- **THE RECORDS**:

## begin

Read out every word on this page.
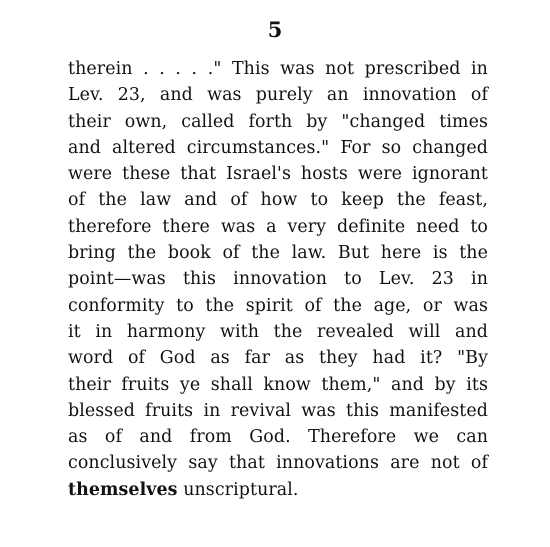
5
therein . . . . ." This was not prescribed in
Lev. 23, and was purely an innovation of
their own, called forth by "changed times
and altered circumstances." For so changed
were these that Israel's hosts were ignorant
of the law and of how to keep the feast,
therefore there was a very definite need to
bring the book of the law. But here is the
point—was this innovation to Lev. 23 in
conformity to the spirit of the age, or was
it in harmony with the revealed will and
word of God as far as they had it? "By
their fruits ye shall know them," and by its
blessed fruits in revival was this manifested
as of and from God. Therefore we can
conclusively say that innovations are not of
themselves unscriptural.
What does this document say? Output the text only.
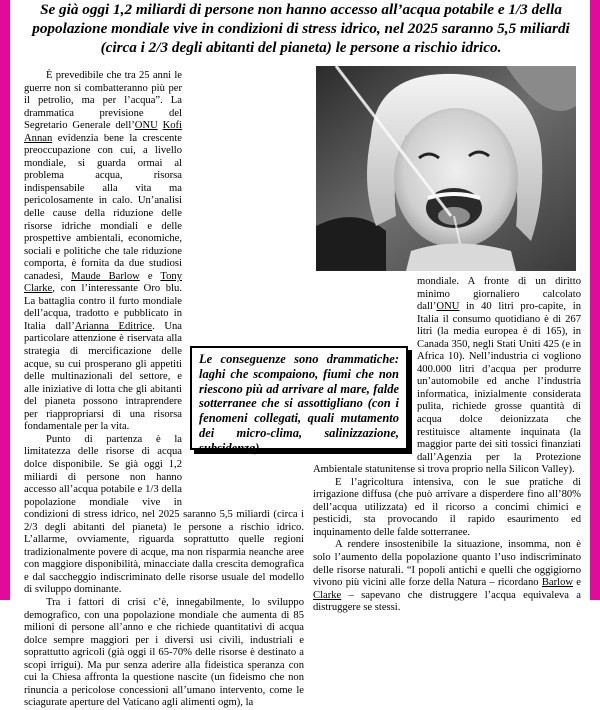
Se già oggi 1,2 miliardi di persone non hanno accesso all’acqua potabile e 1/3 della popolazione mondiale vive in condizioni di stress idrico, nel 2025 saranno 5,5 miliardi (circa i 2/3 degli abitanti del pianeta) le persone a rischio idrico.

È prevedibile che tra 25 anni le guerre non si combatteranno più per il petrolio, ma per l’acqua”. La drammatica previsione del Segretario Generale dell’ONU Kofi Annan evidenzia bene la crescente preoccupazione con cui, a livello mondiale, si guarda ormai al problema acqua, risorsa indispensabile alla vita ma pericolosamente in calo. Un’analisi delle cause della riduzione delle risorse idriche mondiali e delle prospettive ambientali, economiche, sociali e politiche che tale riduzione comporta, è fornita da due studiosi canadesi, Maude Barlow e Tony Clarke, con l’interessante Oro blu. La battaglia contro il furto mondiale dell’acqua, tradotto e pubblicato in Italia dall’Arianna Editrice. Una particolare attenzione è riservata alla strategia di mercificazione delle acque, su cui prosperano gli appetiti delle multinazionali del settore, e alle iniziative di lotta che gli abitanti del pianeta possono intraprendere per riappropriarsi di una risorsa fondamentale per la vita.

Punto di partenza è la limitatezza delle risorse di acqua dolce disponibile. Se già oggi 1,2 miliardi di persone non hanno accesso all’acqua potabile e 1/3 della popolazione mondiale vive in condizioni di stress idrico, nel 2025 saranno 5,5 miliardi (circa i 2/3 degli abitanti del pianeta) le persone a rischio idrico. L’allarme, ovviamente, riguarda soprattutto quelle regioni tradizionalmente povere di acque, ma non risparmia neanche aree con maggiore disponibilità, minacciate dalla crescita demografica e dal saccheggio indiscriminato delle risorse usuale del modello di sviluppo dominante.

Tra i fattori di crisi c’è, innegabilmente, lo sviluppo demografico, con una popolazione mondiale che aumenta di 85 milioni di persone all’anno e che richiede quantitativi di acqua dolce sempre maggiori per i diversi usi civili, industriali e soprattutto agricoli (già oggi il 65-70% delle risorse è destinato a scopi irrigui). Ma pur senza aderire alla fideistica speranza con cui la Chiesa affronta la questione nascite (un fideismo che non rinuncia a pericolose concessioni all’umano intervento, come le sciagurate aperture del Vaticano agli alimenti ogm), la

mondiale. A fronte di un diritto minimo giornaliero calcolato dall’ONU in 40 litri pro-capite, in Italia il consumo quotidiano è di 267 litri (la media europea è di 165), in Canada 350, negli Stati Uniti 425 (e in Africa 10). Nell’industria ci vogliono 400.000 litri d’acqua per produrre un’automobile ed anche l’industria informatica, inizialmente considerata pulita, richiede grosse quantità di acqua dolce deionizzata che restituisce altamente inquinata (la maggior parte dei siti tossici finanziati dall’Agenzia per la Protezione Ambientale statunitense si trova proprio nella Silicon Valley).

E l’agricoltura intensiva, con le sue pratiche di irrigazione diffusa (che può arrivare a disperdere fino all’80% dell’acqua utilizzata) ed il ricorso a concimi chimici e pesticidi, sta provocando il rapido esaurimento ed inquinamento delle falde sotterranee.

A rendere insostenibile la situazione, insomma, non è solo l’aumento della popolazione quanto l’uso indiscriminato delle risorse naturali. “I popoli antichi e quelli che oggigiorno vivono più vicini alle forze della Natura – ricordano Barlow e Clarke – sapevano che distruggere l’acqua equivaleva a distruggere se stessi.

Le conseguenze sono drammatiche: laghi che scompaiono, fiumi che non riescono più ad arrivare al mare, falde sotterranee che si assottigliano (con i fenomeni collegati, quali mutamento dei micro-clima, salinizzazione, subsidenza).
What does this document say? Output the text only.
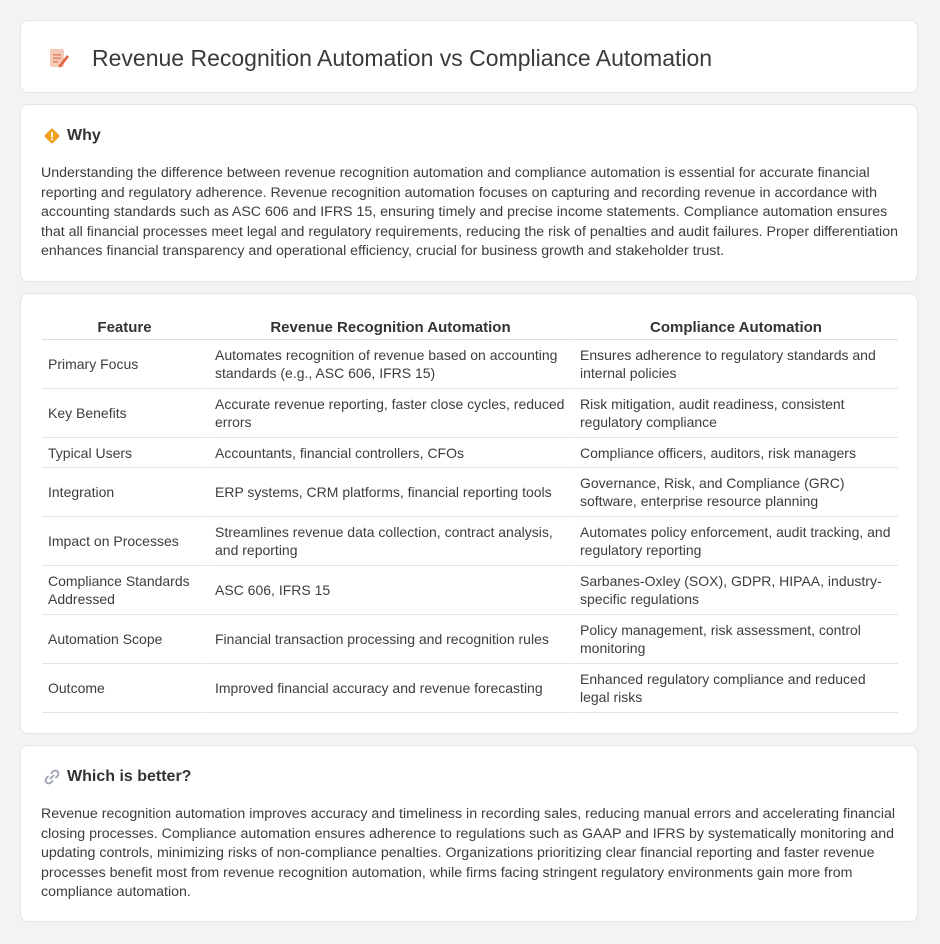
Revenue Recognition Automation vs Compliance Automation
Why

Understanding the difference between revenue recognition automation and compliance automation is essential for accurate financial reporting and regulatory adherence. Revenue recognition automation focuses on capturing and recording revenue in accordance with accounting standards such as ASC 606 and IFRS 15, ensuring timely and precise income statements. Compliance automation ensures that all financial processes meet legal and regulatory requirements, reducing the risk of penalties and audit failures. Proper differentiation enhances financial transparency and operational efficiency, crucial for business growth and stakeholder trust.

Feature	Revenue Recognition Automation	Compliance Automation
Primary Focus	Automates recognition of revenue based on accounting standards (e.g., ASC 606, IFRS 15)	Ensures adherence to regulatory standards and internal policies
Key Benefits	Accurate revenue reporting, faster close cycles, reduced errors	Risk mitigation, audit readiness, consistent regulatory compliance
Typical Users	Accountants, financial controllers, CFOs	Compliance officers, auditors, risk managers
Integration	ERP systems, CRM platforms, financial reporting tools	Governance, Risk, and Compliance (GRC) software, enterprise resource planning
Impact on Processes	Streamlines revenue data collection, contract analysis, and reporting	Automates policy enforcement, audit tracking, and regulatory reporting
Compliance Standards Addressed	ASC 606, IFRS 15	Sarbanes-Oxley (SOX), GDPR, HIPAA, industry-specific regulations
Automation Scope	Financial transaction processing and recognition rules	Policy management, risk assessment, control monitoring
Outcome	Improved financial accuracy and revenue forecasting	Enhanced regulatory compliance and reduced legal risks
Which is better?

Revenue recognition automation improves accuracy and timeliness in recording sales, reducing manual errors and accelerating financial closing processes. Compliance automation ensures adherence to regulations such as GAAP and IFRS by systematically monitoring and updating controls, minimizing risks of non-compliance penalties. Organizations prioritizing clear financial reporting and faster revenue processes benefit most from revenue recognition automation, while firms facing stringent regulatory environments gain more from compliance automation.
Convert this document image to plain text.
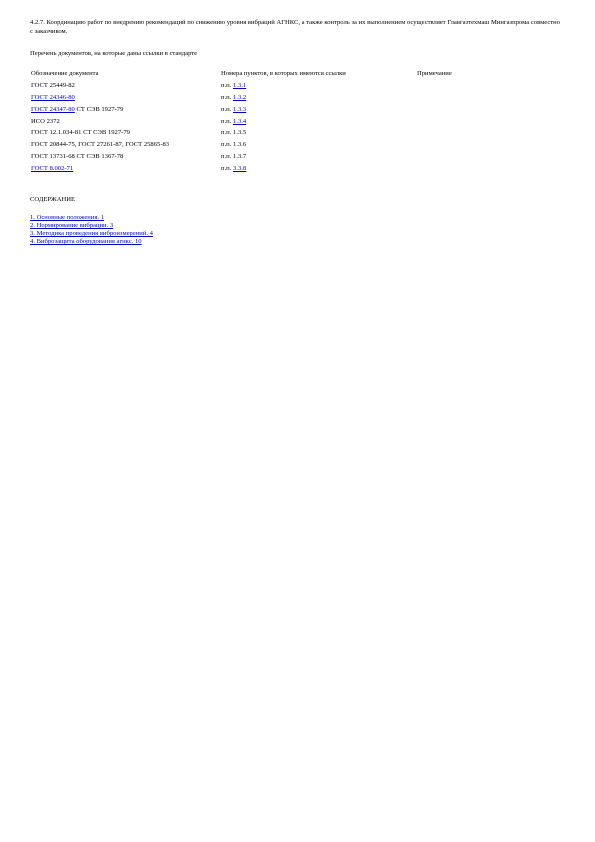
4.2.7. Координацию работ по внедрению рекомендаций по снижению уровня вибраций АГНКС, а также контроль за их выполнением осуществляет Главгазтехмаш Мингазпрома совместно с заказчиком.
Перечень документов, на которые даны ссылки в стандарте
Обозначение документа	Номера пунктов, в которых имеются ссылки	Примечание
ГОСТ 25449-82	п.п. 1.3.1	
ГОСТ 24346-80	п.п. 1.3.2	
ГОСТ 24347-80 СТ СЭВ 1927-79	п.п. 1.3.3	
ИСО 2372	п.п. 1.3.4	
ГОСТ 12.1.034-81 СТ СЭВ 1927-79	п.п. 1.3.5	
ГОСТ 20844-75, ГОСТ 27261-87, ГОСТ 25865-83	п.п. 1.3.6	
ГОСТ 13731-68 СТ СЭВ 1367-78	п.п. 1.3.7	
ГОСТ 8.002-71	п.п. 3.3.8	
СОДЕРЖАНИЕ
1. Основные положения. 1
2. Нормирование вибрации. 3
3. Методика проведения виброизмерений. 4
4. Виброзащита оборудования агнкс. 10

## end

- **EXERCISE DIRECTIONS**: Output the entries above exactly, without their pictures.

- **TASK ANSWER**:
Read out every word on this page.
5
therein . . . . ." This was not prescribed in
Lev. 23, and was purely an innovation of
their own, called forth by "changed times
and altered circumstances." For so changed
were these that Israel's hosts were ignorant
of the law and of how to keep the feast,
therefore there was a very definite need to
bring the book of the law. But here is the
point—was this innovation to Lev. 23 in
conformity to the spirit of the age, or was
it in harmony with the revealed will and
word of God as far as they had it? "By
their fruits ye shall know them," and by its
blessed fruits in revival was this manifested
as of and from God. Therefore we can
conclusively say that innovations are not of
themselves unscriptural.
What does this document say? Output the text only.
Se già oggi 1,2 miliardi di persone non hanno accesso all’acqua potabile e 1/3 della popolazione mondiale vive in condizioni di stress idrico, nel 2025 saranno 5,5 miliardi (circa i 2/3 degli abitanti del pianeta) le persone a rischio idrico.

È prevedibile che tra 25 anni le guerre non si combatteranno più per il petrolio, ma per l’acqua”. La drammatica previsione del Segretario Generale dell’ONU Kofi Annan evidenzia bene la crescente preoccupazione con cui, a livello mondiale, si guarda ormai al problema acqua, risorsa indispensabile alla vita ma pericolosamente in calo. Un’analisi delle cause della riduzione delle risorse idriche mondiali e delle prospettive ambientali, economiche, sociali e politiche che tale riduzione comporta, è fornita da due studiosi canadesi, Maude Barlow e Tony Clarke, con l’interessante Oro blu. La battaglia contro il furto mondiale dell’acqua, tradotto e pubblicato in Italia dall’Arianna Editrice. Una particolare attenzione è riservata alla strategia di mercificazione delle acque, su cui prosperano gli appetiti delle multinazionali del settore, e alle iniziative di lotta che gli abitanti del pianeta possono intraprendere per riappropriarsi di una risorsa fondamentale per la vita.

Punto di partenza è la limitatezza delle risorse di acqua dolce disponibile. Se già oggi 1,2 miliardi di persone non hanno accesso all’acqua potabile e 1/3 della popolazione mondiale vive in condizioni di stress idrico, nel 2025 saranno 5,5 miliardi (circa i 2/3 degli abitanti del pianeta) le persone a rischio idrico. L’allarme, ovviamente, riguarda soprattutto quelle regioni tradizionalmente povere di acque, ma non risparmia neanche aree con maggiore disponibilità, minacciate dalla crescita demografica e dal saccheggio indiscriminato delle risorse usuale del modello di sviluppo dominante.

Tra i fattori di crisi c’è, innegabilmente, lo sviluppo demografico, con una popolazione mondiale che aumenta di 85 milioni di persone all’anno e che richiede quantitativi di acqua dolce sempre maggiori per i diversi usi civili, industriali e soprattutto agricoli (già oggi il 65-70% delle risorse è destinato a scopi irrigui). Ma pur senza aderire alla fideistica speranza con cui la Chiesa affronta la questione nascite (un fideismo che non rinuncia a pericolose concessioni all’umano intervento, come le sciagurate aperture del Vaticano agli alimenti ogm), la

mondiale. A fronte di un diritto minimo giornaliero calcolato dall’ONU in 40 litri pro-capite, in Italia il consumo quotidiano è di 267 litri (la media europea è di 165), in Canada 350, negli Stati Uniti 425 (e in Africa 10). Nell’industria ci vogliono 400.000 litri d’acqua per produrre un’automobile ed anche l’industria informatica, inizialmente considerata pulita, richiede grosse quantità di acqua dolce deionizzata che restituisce altamente inquinata (la maggior parte dei siti tossici finanziati dall’Agenzia per la Protezione Ambientale statunitense si trova proprio nella Silicon Valley).

E l’agricoltura intensiva, con le sue pratiche di irrigazione diffusa (che può arrivare a disperdere fino all’80% dell’acqua utilizzata) ed il ricorso a concimi chimici e pesticidi, sta provocando il rapido esaurimento ed inquinamento delle falde sotterranee.

A rendere insostenibile la situazione, insomma, non è solo l’aumento della popolazione quanto l’uso indiscriminato delle risorse naturali. “I popoli antichi e quelli che oggigiorno vivono più vicini alle forze della Natura – ricordano Barlow e Clarke – sapevano che distruggere l’acqua equivaleva a distruggere se stessi.

Le conseguenze sono drammatiche: laghi che scompaiono, fiumi che non riescono più ad arrivare al mare, falde sotterranee che si assottigliano (con i fenomeni collegati, quali mutamento dei micro-clima, salinizzazione, subsidenza).
What does this document say? Output the text only.
Revenue Recognition Automation vs Compliance Automation
Why

Understanding the difference between revenue recognition automation and compliance automation is essential for accurate financial reporting and regulatory adherence. Revenue recognition automation focuses on capturing and recording revenue in accordance with accounting standards such as ASC 606 and IFRS 15, ensuring timely and precise income statements. Compliance automation ensures that all financial processes meet legal and regulatory requirements, reducing the risk of penalties and audit failures. Proper differentiation enhances financial transparency and operational efficiency, crucial for business growth and stakeholder trust.

Feature	Revenue Recognition Automation	Compliance Automation
Primary Focus	Automates recognition of revenue based on accounting standards (e.g., ASC 606, IFRS 15)	Ensures adherence to regulatory standards and internal policies
Key Benefits	Accurate revenue reporting, faster close cycles, reduced errors	Risk mitigation, audit readiness, consistent regulatory compliance
Typical Users	Accountants, financial controllers, CFOs	Compliance officers, auditors, risk managers
Integration	ERP systems, CRM platforms, financial reporting tools	Governance, Risk, and Compliance (GRC) software, enterprise resource planning
Impact on Processes	Streamlines revenue data collection, contract analysis, and reporting	Automates policy enforcement, audit tracking, and regulatory reporting
Compliance Standards Addressed	ASC 606, IFRS 15	Sarbanes-Oxley (SOX), GDPR, HIPAA, industry-specific regulations
Automation Scope	Financial transaction processing and recognition rules	Policy management, risk assessment, control monitoring
Outcome	Improved financial accuracy and revenue forecasting	Enhanced regulatory compliance and reduced legal risks
Which is better?

Revenue recognition automation improves accuracy and timeliness in recording sales, reducing manual errors and accelerating financial closing processes. Compliance automation ensures adherence to regulations such as GAAP and IFRS by systematically monitoring and updating controls, minimizing risks of non-compliance penalties. Organizations prioritizing clear financial reporting and faster revenue processes benefit most from revenue recognition automation, while firms facing stringent regulatory environments gain more from compliance automation.
Convert this document image to plain text.
4.2.7. Координацию работ по внедрению рекомендаций по снижению уровня вибраций АГНКС, а также контроль за их выполнением осуществляет Главгазтехмаш Мингазпрома совместно с заказчиком.
Перечень документов, на которые даны ссылки в стандарте
Обозначение документа	Номера пунктов, в которых имеются ссылки	Примечание
ГОСТ 25449-82	п.п. 1.3.1	
ГОСТ 24346-80	п.п. 1.3.2	
ГОСТ 24347-80 СТ СЭВ 1927-79	п.п. 1.3.3	
ИСО 2372	п.п. 1.3.4	
ГОСТ 12.1.034-81 СТ СЭВ 1927-79	п.п. 1.3.5	
ГОСТ 20844-75, ГОСТ 27261-87, ГОСТ 25865-83	п.п. 1.3.6	
ГОСТ 13731-68 СТ СЭВ 1367-78	п.п. 1.3.7	
ГОСТ 8.002-71	п.п. 3.3.8	
СОДЕРЖАНИЕ
1. Основные положения. 1
2. Нормирование вибрации. 3
3. Методика проведения виброизмерений. 4
4. Виброзащита оборудования агнкс. 10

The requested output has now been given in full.